**Problem:**
Show all lines from the data that include the word "Επιτροπής".

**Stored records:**
———

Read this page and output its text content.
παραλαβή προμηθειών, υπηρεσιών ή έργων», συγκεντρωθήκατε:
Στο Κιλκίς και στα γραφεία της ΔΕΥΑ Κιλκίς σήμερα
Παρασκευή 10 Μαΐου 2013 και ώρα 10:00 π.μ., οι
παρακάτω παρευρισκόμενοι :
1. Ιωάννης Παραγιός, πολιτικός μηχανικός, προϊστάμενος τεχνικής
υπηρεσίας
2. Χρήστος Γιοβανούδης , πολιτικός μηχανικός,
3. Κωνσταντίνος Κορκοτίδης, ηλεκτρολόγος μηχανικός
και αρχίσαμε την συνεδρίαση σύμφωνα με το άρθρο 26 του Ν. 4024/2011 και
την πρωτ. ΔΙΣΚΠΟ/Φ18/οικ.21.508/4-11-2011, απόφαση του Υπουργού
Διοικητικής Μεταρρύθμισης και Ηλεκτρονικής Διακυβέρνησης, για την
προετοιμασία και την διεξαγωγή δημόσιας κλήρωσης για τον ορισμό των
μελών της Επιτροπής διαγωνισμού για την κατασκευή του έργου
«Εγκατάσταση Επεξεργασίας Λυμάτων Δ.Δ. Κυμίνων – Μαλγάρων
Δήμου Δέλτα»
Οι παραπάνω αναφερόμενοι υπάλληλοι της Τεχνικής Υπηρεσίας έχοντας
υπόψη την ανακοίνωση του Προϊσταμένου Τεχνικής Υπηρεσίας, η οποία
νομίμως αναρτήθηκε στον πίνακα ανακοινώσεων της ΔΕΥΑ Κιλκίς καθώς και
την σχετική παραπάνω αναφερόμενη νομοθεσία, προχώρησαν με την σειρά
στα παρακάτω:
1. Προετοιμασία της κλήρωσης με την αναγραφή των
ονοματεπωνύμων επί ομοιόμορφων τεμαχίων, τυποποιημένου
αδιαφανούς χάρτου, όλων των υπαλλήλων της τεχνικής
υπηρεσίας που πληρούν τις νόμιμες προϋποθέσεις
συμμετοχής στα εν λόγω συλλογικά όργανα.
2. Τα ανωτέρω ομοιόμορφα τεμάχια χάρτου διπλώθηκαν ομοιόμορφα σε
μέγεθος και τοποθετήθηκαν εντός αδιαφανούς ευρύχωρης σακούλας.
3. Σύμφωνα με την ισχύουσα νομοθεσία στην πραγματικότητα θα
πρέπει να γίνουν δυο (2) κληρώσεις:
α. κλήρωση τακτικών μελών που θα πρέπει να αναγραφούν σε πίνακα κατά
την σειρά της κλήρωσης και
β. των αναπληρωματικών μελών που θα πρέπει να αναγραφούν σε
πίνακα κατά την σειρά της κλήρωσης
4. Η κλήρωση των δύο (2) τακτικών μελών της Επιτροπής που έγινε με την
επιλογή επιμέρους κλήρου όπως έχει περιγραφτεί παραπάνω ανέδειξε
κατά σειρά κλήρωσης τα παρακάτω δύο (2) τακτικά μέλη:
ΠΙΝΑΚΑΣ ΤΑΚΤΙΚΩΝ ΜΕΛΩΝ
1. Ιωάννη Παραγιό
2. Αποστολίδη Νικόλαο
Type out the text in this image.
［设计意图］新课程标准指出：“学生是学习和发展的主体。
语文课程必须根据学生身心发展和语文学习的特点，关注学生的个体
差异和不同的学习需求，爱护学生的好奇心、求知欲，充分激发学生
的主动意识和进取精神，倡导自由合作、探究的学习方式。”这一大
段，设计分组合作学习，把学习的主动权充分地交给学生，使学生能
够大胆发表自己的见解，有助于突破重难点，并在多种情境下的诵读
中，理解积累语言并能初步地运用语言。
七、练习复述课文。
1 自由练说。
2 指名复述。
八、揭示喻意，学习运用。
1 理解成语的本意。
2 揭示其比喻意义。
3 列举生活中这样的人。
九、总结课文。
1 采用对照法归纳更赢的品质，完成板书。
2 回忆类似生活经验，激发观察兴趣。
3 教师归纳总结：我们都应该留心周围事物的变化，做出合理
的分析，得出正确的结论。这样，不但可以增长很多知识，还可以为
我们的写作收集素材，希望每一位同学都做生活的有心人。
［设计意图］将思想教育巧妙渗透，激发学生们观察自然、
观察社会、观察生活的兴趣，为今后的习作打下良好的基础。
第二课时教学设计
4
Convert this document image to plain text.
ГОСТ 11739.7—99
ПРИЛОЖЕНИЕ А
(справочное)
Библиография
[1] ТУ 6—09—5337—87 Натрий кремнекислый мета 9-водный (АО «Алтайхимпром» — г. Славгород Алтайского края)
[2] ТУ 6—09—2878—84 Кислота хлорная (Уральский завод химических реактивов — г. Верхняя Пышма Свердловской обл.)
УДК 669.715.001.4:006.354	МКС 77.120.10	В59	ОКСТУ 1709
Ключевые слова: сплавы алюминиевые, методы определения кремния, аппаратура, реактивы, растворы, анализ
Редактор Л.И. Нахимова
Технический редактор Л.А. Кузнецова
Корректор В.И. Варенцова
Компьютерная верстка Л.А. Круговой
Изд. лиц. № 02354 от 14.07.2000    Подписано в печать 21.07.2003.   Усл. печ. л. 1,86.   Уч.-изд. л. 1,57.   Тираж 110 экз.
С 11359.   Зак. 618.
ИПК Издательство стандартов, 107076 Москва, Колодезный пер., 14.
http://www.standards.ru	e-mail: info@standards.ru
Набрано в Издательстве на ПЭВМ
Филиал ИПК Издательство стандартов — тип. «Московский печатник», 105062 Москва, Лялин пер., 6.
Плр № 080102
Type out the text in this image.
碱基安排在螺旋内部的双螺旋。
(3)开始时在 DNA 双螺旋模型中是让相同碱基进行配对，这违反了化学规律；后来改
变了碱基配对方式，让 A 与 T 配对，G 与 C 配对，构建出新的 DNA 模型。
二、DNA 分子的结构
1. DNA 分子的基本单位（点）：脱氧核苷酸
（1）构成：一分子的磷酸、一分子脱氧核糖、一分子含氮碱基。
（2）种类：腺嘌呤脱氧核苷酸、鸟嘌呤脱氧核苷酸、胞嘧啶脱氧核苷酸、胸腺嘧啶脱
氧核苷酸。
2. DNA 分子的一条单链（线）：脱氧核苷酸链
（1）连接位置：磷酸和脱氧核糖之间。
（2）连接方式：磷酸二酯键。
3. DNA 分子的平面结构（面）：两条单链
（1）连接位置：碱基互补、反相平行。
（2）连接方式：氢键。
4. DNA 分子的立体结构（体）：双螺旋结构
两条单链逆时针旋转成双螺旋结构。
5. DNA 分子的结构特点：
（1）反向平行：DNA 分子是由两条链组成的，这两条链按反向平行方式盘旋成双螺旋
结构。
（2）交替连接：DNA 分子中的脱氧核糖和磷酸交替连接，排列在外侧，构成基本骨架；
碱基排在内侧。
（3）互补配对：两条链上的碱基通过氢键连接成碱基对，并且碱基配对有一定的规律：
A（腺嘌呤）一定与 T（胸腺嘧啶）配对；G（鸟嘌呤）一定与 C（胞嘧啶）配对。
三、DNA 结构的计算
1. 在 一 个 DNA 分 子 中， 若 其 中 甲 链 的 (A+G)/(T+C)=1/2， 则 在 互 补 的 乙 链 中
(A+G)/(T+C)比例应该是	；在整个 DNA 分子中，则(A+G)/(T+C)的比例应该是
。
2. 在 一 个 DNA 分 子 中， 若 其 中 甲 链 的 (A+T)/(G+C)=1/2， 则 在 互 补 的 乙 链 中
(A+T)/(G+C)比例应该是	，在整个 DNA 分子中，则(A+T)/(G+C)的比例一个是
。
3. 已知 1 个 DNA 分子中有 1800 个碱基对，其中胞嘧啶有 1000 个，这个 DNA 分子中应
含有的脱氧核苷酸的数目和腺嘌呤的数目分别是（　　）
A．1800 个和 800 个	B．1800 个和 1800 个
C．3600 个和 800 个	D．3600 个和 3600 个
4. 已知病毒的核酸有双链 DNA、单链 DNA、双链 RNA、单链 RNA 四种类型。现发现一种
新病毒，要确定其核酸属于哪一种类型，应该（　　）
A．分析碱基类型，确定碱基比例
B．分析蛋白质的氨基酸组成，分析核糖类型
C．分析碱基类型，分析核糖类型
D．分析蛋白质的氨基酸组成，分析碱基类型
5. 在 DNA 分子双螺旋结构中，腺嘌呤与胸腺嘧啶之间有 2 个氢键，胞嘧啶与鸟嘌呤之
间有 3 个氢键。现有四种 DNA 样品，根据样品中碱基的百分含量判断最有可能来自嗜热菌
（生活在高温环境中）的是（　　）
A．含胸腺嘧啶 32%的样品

———

**Final answer:**
μελών της Επιτροπής διαγωνισμού για την κατασκευή του έργου
4. Η κλήρωση των δύο (2) τακτικών μελών της Επιτροπής που έγινε με την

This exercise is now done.